↓↓↓

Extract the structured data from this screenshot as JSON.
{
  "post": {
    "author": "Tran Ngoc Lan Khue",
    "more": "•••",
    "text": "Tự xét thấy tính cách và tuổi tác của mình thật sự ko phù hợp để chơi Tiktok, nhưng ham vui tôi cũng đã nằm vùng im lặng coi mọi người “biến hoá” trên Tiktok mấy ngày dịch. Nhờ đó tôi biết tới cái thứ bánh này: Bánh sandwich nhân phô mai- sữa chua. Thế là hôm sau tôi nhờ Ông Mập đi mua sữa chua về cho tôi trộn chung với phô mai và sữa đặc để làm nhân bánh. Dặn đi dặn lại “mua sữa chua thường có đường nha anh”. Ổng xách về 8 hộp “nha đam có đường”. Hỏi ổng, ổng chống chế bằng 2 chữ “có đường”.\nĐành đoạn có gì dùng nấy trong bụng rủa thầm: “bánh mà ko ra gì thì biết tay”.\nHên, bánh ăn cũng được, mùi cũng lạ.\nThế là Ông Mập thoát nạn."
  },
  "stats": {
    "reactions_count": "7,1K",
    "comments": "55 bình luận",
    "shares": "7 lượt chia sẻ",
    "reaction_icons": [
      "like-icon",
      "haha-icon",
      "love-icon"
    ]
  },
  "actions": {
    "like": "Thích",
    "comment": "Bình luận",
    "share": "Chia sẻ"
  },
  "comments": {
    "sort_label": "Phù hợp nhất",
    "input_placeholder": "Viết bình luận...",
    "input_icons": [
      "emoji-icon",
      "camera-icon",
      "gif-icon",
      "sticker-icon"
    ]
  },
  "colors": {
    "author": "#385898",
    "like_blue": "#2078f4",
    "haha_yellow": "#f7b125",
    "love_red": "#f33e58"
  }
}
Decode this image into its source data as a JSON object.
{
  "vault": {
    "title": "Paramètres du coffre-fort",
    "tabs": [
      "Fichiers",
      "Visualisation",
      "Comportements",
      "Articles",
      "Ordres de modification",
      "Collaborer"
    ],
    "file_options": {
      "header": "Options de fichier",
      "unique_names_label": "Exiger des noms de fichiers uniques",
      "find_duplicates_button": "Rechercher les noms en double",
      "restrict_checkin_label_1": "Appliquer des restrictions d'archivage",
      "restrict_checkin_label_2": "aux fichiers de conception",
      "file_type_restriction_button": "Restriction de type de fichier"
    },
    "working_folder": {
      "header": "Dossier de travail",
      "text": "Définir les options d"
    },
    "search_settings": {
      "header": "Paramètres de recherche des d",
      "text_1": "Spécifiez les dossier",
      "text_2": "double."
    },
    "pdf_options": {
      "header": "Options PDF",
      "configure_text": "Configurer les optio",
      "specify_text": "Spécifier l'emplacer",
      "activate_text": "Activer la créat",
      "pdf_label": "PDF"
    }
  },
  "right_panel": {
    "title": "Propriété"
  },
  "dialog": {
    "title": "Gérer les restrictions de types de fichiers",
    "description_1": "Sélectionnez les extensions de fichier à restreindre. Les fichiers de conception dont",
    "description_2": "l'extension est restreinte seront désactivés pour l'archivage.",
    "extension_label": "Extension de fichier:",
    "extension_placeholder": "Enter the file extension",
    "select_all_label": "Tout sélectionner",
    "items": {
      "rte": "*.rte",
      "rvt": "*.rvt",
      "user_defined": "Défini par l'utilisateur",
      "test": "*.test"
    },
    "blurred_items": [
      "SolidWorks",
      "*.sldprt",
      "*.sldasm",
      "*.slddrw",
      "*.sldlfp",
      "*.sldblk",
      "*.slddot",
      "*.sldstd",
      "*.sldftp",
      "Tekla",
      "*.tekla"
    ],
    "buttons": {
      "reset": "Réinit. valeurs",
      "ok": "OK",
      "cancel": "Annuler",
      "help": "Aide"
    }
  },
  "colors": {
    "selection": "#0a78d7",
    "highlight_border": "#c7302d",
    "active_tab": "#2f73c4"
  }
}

↑↑↑

### What you have to do:
Extract all of the data exactly as written.

### Solution:
Extract the structured data from this screenshot as JSON.
{
  "post": {
    "author": "Tran Ngoc Lan Khue",
    "more": "•••",
    "text": "Tự xét thấy tính cách và tuổi tác của mình thật sự ko phù hợp để chơi Tiktok, nhưng ham vui tôi cũng đã nằm vùng im lặng coi mọi người “biến hoá” trên Tiktok mấy ngày dịch. Nhờ đó tôi biết tới cái thứ bánh này: Bánh sandwich nhân phô mai- sữa chua. Thế là hôm sau tôi nhờ Ông Mập đi mua sữa chua về cho tôi trộn chung với phô mai và sữa đặc để làm nhân bánh. Dặn đi dặn lại “mua sữa chua thường có đường nha anh”. Ổng xách về 8 hộp “nha đam có đường”. Hỏi ổng, ổng chống chế bằng 2 chữ “có đường”.\nĐành đoạn có gì dùng nấy trong bụng rủa thầm: “bánh mà ko ra gì thì biết tay”.\nHên, bánh ăn cũng được, mùi cũng lạ.\nThế là Ông Mập thoát nạn."
  },
  "stats": {
    "reactions_count": "7,1K",
    "comments": "55 bình luận",
    "shares": "7 lượt chia sẻ",
    "reaction_icons": [
      "like-icon",
      "haha-icon",
      "love-icon"
    ]
  },
  "actions": {
    "like": "Thích",
    "comment": "Bình luận",
    "share": "Chia sẻ"
  },
  "comments": {
    "sort_label": "Phù hợp nhất",
    "input_placeholder": "Viết bình luận...",
    "input_icons": [
      "emoji-icon",
      "camera-icon",
      "gif-icon",
      "sticker-icon"
    ]
  },
  "colors": {
    "author": "#385898",
    "like_blue": "#2078f4",
    "haha_yellow": "#f7b125",
    "love_red": "#f33e58"
  }
}
Decode this image into its source data as a JSON object.
{
  "vault": {
    "title": "Paramètres du coffre-fort",
    "tabs": [
      "Fichiers",
      "Visualisation",
      "Comportements",
      "Articles",
      "Ordres de modification",
      "Collaborer"
    ],
    "file_options": {
      "header": "Options de fichier",
      "unique_names_label": "Exiger des noms de fichiers uniques",
      "find_duplicates_button": "Rechercher les noms en double",
      "restrict_checkin_label_1": "Appliquer des restrictions d'archivage",
      "restrict_checkin_label_2": "aux fichiers de conception",
      "file_type_restriction_button": "Restriction de type de fichier"
    },
    "working_folder": {
      "header": "Dossier de travail",
      "text": "Définir les options d"
    },
    "search_settings": {
      "header": "Paramètres de recherche des d",
      "text_1": "Spécifiez les dossier",
      "text_2": "double."
    },
    "pdf_options": {
      "header": "Options PDF",
      "configure_text": "Configurer les optio",
      "specify_text": "Spécifier l'emplacer",
      "activate_text": "Activer la créat",
      "pdf_label": "PDF"
    }
  },
  "right_panel": {
    "title": "Propriété"
  },
  "dialog": {
    "title": "Gérer les restrictions de types de fichiers",
    "description_1": "Sélectionnez les extensions de fichier à restreindre. Les fichiers de conception dont",
    "description_2": "l'extension est restreinte seront désactivés pour l'archivage.",
    "extension_label": "Extension de fichier:",
    "extension_placeholder": "Enter the file extension",
    "select_all_label": "Tout sélectionner",
    "items": {
      "rte": "*.rte",
      "rvt": "*.rvt",
      "user_defined": "Défini par l'utilisateur",
      "test": "*.test"
    },
    "blurred_items": [
      "SolidWorks",
      "*.sldprt",
      "*.sldasm",
      "*.slddrw",
      "*.sldlfp",
      "*.sldblk",
      "*.slddot",
      "*.sldstd",
      "*.sldftp",
      "Tekla",
      "*.tekla"
    ],
    "buttons": {
      "reset": "Réinit. valeurs",
      "ok": "OK",
      "cancel": "Annuler",
      "help": "Aide"
    }
  },
  "colors": {
    "selection": "#0a78d7",
    "highlight_border": "#c7302d",
    "active_tab": "#2f73c4"
  }
}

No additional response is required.